■ Given exercise
Gather, from the data below, each line in which the word "reset" occurs.
--- START OF Task material ---
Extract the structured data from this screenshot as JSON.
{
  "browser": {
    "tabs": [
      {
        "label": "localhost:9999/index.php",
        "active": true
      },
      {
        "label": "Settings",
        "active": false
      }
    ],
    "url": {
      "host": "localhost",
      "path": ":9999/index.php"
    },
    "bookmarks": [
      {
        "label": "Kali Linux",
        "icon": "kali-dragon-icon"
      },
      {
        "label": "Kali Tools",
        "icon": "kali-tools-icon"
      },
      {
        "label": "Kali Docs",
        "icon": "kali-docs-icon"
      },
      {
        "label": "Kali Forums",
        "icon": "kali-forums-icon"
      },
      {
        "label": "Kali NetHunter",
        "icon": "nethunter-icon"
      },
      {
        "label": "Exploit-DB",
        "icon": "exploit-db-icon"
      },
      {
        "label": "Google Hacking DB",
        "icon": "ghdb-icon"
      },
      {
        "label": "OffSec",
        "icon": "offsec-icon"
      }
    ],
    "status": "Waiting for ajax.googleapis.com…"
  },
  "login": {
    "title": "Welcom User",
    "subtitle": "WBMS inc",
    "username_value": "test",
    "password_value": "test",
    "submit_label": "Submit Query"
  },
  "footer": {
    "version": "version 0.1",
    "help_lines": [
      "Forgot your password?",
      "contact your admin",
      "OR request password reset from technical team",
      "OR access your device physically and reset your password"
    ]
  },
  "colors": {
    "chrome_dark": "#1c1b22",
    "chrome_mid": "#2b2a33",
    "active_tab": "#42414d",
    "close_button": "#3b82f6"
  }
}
--- END OF Task material ---
--- START OF Task material ---
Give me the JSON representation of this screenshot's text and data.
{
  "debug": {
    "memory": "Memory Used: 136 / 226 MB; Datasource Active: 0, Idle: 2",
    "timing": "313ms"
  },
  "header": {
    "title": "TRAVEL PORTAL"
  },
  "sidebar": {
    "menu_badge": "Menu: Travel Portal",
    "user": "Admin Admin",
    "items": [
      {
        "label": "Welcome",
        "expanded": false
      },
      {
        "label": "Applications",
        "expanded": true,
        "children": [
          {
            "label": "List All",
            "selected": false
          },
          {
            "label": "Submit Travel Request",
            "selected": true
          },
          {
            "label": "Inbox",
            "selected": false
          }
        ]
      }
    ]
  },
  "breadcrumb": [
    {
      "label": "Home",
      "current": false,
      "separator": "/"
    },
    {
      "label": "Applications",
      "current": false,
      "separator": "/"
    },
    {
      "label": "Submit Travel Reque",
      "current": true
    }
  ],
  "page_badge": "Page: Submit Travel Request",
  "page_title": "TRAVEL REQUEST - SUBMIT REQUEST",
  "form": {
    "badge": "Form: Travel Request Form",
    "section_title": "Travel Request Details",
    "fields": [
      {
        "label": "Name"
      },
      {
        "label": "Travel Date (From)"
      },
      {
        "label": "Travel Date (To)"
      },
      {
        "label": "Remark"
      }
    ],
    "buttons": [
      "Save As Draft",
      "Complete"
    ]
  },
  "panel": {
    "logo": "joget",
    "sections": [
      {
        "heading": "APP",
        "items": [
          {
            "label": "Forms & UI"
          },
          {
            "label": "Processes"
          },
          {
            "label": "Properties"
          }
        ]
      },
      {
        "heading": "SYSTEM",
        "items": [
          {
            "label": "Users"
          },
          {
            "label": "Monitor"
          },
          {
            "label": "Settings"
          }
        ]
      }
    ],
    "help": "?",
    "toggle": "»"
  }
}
--- END OF Task material ---
■ The completed task
      "OR request password reset from technical team",
      "OR access your device physically and reset your password"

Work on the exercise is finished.